--- BEGIN Task input ---
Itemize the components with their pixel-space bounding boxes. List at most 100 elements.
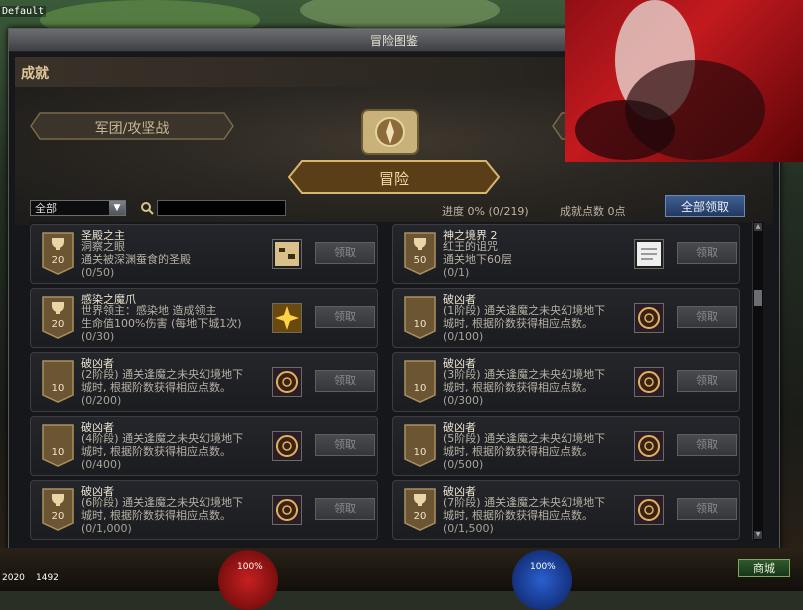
- bottom-hud: [0, 548, 803, 591]
- scroll-thumb[interactable]: [754, 290, 762, 306]
- chevron-down-icon[interactable]: ▼: [109, 201, 125, 215]
- profile-tag: Default: [0, 6, 47, 17]
- scroll-up-icon[interactable]: ▲: [754, 223, 762, 231]
- category-select[interactable]: 全部 ▼: [30, 200, 126, 216]
- shop-label: 商城: [753, 562, 775, 575]
- claim-button[interactable]: 领取: [677, 498, 737, 520]
- section-title: 成就: [21, 66, 49, 82]
- achievement-progress: (0/400): [81, 458, 122, 471]
- burst-icon: [272, 303, 302, 333]
- claim-button[interactable]: 领取: [677, 242, 737, 264]
- points-value: 20: [51, 319, 65, 330]
- points-value: 20: [413, 511, 427, 522]
- progress-label: 进度 0% (0/219): [442, 205, 529, 218]
- trophy-badge-icon: 20: [41, 295, 75, 339]
- achievement-progress: (0/500): [443, 458, 484, 471]
- hp-text: 100%: [237, 562, 263, 572]
- points-value: 50: [413, 255, 427, 266]
- tab-label: 军团/攻坚战: [94, 121, 170, 137]
- promo-banner[interactable]: [565, 0, 803, 162]
- achievement-list: 20 圣殿之主 洞察之眼 通关被深渊蚕食的圣殿 (0/50) 领取 50 神之境界 2 红王的…: [30, 222, 766, 544]
- achievement-desc: (4阶段) 通关逢魔之未央幻境地下 城时, 根据阶数获得相应点数。: [81, 432, 244, 458]
- foliage-decor: [300, 0, 500, 30]
- trophy-badge-icon: 20: [403, 487, 437, 531]
- mp-orb: [512, 550, 572, 610]
- points-label: 成就点数 0点: [560, 205, 626, 218]
- shop-button[interactable]: 商城: [738, 559, 790, 577]
- trophy-badge-icon: 10: [41, 359, 75, 403]
- tab-label: 冒险: [378, 170, 409, 188]
- search-icon: [140, 200, 154, 216]
- achievement-progress: (0/50): [81, 266, 115, 279]
- trophy-badge-icon: 10: [41, 423, 75, 467]
- trophy-badge-icon: 20: [41, 487, 75, 531]
- trophy-badge-icon: 20: [41, 231, 75, 275]
- claim-button[interactable]: 领取: [677, 306, 737, 328]
- achievement-progress: (0/300): [443, 394, 484, 407]
- claim-button[interactable]: 领取: [677, 370, 737, 392]
- achievement-desc: 红王的诅咒 通关地下60层: [443, 240, 512, 266]
- achievement-card: 10 破凶者 (5阶段) 通关逢魔之未央幻境地下 城时, 根据阶数获得相应点数。 (0…: [392, 416, 740, 476]
- claim-button[interactable]: 领取: [315, 370, 375, 392]
- category-value: 全部: [35, 202, 57, 215]
- achievement-card: 20 圣殿之主 洞察之眼 通关被深渊蚕食的圣殿 (0/50) 领取: [30, 224, 378, 284]
- trophy-badge-icon: 10: [403, 423, 437, 467]
- achievement-card: 10 破凶者 (4阶段) 通关逢魔之未央幻境地下 城时, 根据阶数获得相应点数。 (0…: [30, 416, 378, 476]
- emblem-icon: [272, 431, 302, 461]
- claim-button[interactable]: 领取: [315, 242, 375, 264]
- tab-adventure[interactable]: 冒险: [288, 160, 500, 194]
- search-input[interactable]: [157, 200, 286, 216]
- tab-legion-raid[interactable]: 军团/攻坚战: [30, 112, 234, 140]
- achievement-desc: (1阶段) 通关逢魔之未央幻境地下 城时, 根据阶数获得相应点数。: [443, 304, 606, 330]
- points-value: 10: [413, 319, 427, 330]
- achievement-card: 10 破凶者 (1阶段) 通关逢魔之未央幻境地下 城时, 根据阶数获得相应点数。 (0…: [392, 288, 740, 348]
- scroll-down-icon[interactable]: ▼: [754, 531, 762, 539]
- points-value: 10: [51, 447, 65, 458]
- achievement-desc: (3阶段) 通关逢魔之未央幻境地下 城时, 根据阶数获得相应点数。: [443, 368, 606, 394]
- scroll-icon: [634, 239, 664, 269]
- achievement-card: 50 神之境界 2 红王的诅咒 通关地下60层 (0/1) 领取: [392, 224, 740, 284]
- achievement-desc: (2阶段) 通关逢魔之未央幻境地下 城时, 根据阶数获得相应点数。: [81, 368, 244, 394]
- compass-scroll-icon: [350, 100, 430, 164]
- claim-button[interactable]: 领取: [315, 434, 375, 456]
- hp-orb: [218, 550, 278, 610]
- mp-text: 100%: [530, 562, 556, 572]
- achievement-desc: (7阶段) 通关逢魔之未央幻境地下 城时, 根据阶数获得相应点数。: [443, 496, 606, 522]
- achievement-card: 10 破凶者 (2阶段) 通关逢魔之未央幻境地下 城时, 根据阶数获得相应点数。 (0…: [30, 352, 378, 412]
- claim-all-button[interactable]: 全部领取: [665, 195, 745, 217]
- achievement-card: 20 破凶者 (6阶段) 通关逢魔之未央幻境地下 城时, 根据阶数获得相应点数。 (0…: [30, 480, 378, 540]
- trophy-badge-icon: 10: [403, 295, 437, 339]
- claim-button[interactable]: 领取: [315, 306, 375, 328]
- claim-button[interactable]: 领取: [315, 498, 375, 520]
- map-icon: [272, 239, 302, 269]
- emblem-icon: [634, 495, 664, 525]
- trophy-badge-icon: 10: [403, 359, 437, 403]
- year-label: 2020: [2, 573, 25, 583]
- emblem-icon: [272, 495, 302, 525]
- achievement-desc: 洞察之眼 通关被深渊蚕食的圣殿: [81, 240, 191, 266]
- emblem-icon: [634, 303, 664, 333]
- claim-button[interactable]: 领取: [677, 434, 737, 456]
- achievement-progress: (0/30): [81, 330, 115, 343]
- points-value: 10: [51, 383, 65, 394]
- achievement-progress: (0/100): [443, 330, 484, 343]
- trophy-badge-icon: 50: [403, 231, 437, 275]
- achievement-card: 20 感染之魔爪 世界领主：感染地 造成领主 生命值100%伤害 (每地下城1次)(…: [30, 288, 378, 348]
- emblem-icon: [634, 431, 664, 461]
- achievement-desc: (6阶段) 通关逢魔之未央幻境地下 城时, 根据阶数获得相应点数。: [81, 496, 244, 522]
- emblem-icon: [272, 367, 302, 397]
- achievement-desc: 世界领主：感染地 造成领主 生命值100%伤害 (每地下城1次): [81, 304, 242, 330]
- points-value: 20: [51, 255, 65, 266]
- achievement-progress: (0/200): [81, 394, 122, 407]
- achievement-card: 10 破凶者 (3阶段) 通关逢魔之未央幻境地下 城时, 根据阶数获得相应点数。 (0…: [392, 352, 740, 412]
- achievement-card: 20 破凶者 (7阶段) 通关逢魔之未央幻境地下 城时, 根据阶数获得相应点数。 (0…: [392, 480, 740, 540]
- achievement-desc: (5阶段) 通关逢魔之未央幻境地下 城时, 根据阶数获得相应点数。: [443, 432, 606, 458]
- player-id: 1492: [36, 573, 59, 583]
- list-scrollbar[interactable]: ▲ ▼: [752, 222, 763, 540]
- points-value: 20: [51, 511, 65, 522]
- points-value: 10: [413, 447, 427, 458]
- emblem-icon: [634, 367, 664, 397]
- points-value: 10: [413, 383, 427, 394]
- achievement-progress: (0/1,500): [443, 522, 494, 535]
- achievement-progress: (0/1): [443, 266, 470, 279]
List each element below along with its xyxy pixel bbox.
--- END Task input ---
:: Task to complete ::
Reproduce every line of the records above word for word, omitting the pictures.

:: Result ::
Itemize the components with their pixel-space bounding boxes. List at most 100 elements.
- bottom-hud: [0, 548, 803, 591]
- scroll-thumb[interactable]: [754, 290, 762, 306]
- chevron-down-icon[interactable]: ▼: [109, 201, 125, 215]
- profile-tag: Default: [0, 6, 47, 17]
- scroll-up-icon[interactable]: ▲: [754, 223, 762, 231]
- category-select[interactable]: 全部 ▼: [30, 200, 126, 216]
- shop-label: 商城: [753, 562, 775, 575]
- claim-button[interactable]: 领取: [677, 498, 737, 520]
- section-title: 成就: [21, 66, 49, 82]
- achievement-progress: (0/400): [81, 458, 122, 471]
- burst-icon: [272, 303, 302, 333]
- claim-button[interactable]: 领取: [677, 242, 737, 264]
- points-value: 20: [51, 319, 65, 330]
- points-value: 20: [413, 511, 427, 522]
- progress-label: 进度 0% (0/219): [442, 205, 529, 218]
- trophy-badge-icon: 20: [41, 295, 75, 339]
- achievement-progress: (0/500): [443, 458, 484, 471]
- hp-text: 100%: [237, 562, 263, 572]
- points-value: 50: [413, 255, 427, 266]
- tab-label: 军团/攻坚战: [94, 121, 170, 137]
- promo-banner[interactable]: [565, 0, 803, 162]
- achievement-list: 20 圣殿之主 洞察之眼 通关被深渊蚕食的圣殿 (0/50) 领取 50 神之境界 2 红王的…: [30, 222, 766, 544]
- achievement-desc: (4阶段) 通关逢魔之未央幻境地下 城时, 根据阶数获得相应点数。: [81, 432, 244, 458]
- foliage-decor: [300, 0, 500, 30]
- trophy-badge-icon: 20: [403, 487, 437, 531]
- mp-orb: [512, 550, 572, 610]
- points-label: 成就点数 0点: [560, 205, 626, 218]
- shop-button[interactable]: 商城: [738, 559, 790, 577]
- trophy-badge-icon: 10: [41, 359, 75, 403]
- tab-label: 冒险: [378, 170, 409, 188]
- search-icon: [140, 200, 154, 216]
- achievement-progress: (0/50): [81, 266, 115, 279]
- trophy-badge-icon: 10: [41, 423, 75, 467]
- trophy-badge-icon: 20: [41, 487, 75, 531]
- trophy-badge-icon: 20: [41, 231, 75, 275]
- claim-button[interactable]: 领取: [677, 306, 737, 328]
- achievement-progress: (0/300): [443, 394, 484, 407]
- claim-button[interactable]: 领取: [677, 370, 737, 392]
- achievement-desc: 红王的诅咒 通关地下60层: [443, 240, 512, 266]
- achievement-card: 10 破凶者 (5阶段) 通关逢魔之未央幻境地下 城时, 根据阶数获得相应点数。 (0…: [392, 416, 740, 476]
- claim-button[interactable]: 领取: [315, 370, 375, 392]
- category-value: 全部: [35, 202, 57, 215]
- achievement-card: 20 圣殿之主 洞察之眼 通关被深渊蚕食的圣殿 (0/50) 领取: [30, 224, 378, 284]
- trophy-badge-icon: 10: [403, 423, 437, 467]
- achievement-card: 10 破凶者 (4阶段) 通关逢魔之未央幻境地下 城时, 根据阶数获得相应点数。 (0…: [30, 416, 378, 476]
- emblem-icon: [272, 431, 302, 461]
- claim-button[interactable]: 领取: [315, 242, 375, 264]
- tab-adventure[interactable]: 冒险: [288, 160, 500, 194]
- search-input[interactable]: [157, 200, 286, 216]
- tab-legion-raid[interactable]: 军团/攻坚战: [30, 112, 234, 140]
- achievement-desc: (1阶段) 通关逢魔之未央幻境地下 城时, 根据阶数获得相应点数。: [443, 304, 606, 330]
- points-value: 10: [413, 319, 427, 330]
- achievement-card: 10 破凶者 (1阶段) 通关逢魔之未央幻境地下 城时, 根据阶数获得相应点数。 (0…: [392, 288, 740, 348]
- scroll-down-icon[interactable]: ▼: [754, 531, 762, 539]
- points-value: 10: [51, 447, 65, 458]
- achievement-desc: (3阶段) 通关逢魔之未央幻境地下 城时, 根据阶数获得相应点数。: [443, 368, 606, 394]
- scroll-icon: [634, 239, 664, 269]
- achievement-card: 50 神之境界 2 红王的诅咒 通关地下60层 (0/1) 领取: [392, 224, 740, 284]
- achievement-desc: (2阶段) 通关逢魔之未央幻境地下 城时, 根据阶数获得相应点数。: [81, 368, 244, 394]
- compass-scroll-icon: [350, 100, 430, 164]
- claim-button[interactable]: 领取: [315, 434, 375, 456]
- hp-orb: [218, 550, 278, 610]
- mp-text: 100%: [530, 562, 556, 572]
- achievement-desc: (7阶段) 通关逢魔之未央幻境地下 城时, 根据阶数获得相应点数。: [443, 496, 606, 522]
- achievement-card: 10 破凶者 (2阶段) 通关逢魔之未央幻境地下 城时, 根据阶数获得相应点数。 (0…: [30, 352, 378, 412]
- claim-all-button[interactable]: 全部领取: [665, 195, 745, 217]
- achievement-card: 20 破凶者 (6阶段) 通关逢魔之未央幻境地下 城时, 根据阶数获得相应点数。 (0…: [30, 480, 378, 540]
- trophy-badge-icon: 10: [403, 295, 437, 339]
- claim-button[interactable]: 领取: [315, 306, 375, 328]
- claim-button[interactable]: 领取: [315, 498, 375, 520]
- map-icon: [272, 239, 302, 269]
- emblem-icon: [634, 495, 664, 525]
- trophy-badge-icon: 10: [403, 359, 437, 403]
- year-label: 2020: [2, 573, 25, 583]
- emblem-icon: [272, 495, 302, 525]
- achievement-desc: 洞察之眼 通关被深渊蚕食的圣殿: [81, 240, 191, 266]
- emblem-icon: [634, 303, 664, 333]
- claim-button[interactable]: 领取: [677, 434, 737, 456]
- achievement-progress: (0/30): [81, 330, 115, 343]
- points-value: 10: [51, 383, 65, 394]
- achievement-progress: (0/100): [443, 330, 484, 343]
- trophy-badge-icon: 50: [403, 231, 437, 275]
- achievement-card: 20 感染之魔爪 世界领主：感染地 造成领主 生命值100%伤害 (每地下城1次)(…: [30, 288, 378, 348]
- emblem-icon: [634, 431, 664, 461]
- achievement-desc: (6阶段) 通关逢魔之未央幻境地下 城时, 根据阶数获得相应点数。: [81, 496, 244, 522]
- emblem-icon: [272, 367, 302, 397]
- achievement-desc: 世界领主：感染地 造成领主 生命值100%伤害 (每地下城1次): [81, 304, 242, 330]
- points-value: 20: [51, 255, 65, 266]
- achievement-progress: (0/200): [81, 394, 122, 407]
- achievement-card: 10 破凶者 (3阶段) 通关逢魔之未央幻境地下 城时, 根据阶数获得相应点数。 (0…: [392, 352, 740, 412]
- achievement-card: 20 破凶者 (7阶段) 通关逢魔之未央幻境地下 城时, 根据阶数获得相应点数。 (0…: [392, 480, 740, 540]
- achievement-desc: (5阶段) 通关逢魔之未央幻境地下 城时, 根据阶数获得相应点数。: [443, 432, 606, 458]
- player-id: 1492: [36, 573, 59, 583]
- list-scrollbar[interactable]: ▲ ▼: [752, 222, 763, 540]
- points-value: 20: [51, 511, 65, 522]
- points-value: 10: [413, 447, 427, 458]
- emblem-icon: [634, 367, 664, 397]
- points-value: 10: [413, 383, 427, 394]
- achievement-progress: (0/1,500): [443, 522, 494, 535]
- achievement-progress: (0/1): [443, 266, 470, 279]
List each element below along with its xyxy pixel bbox.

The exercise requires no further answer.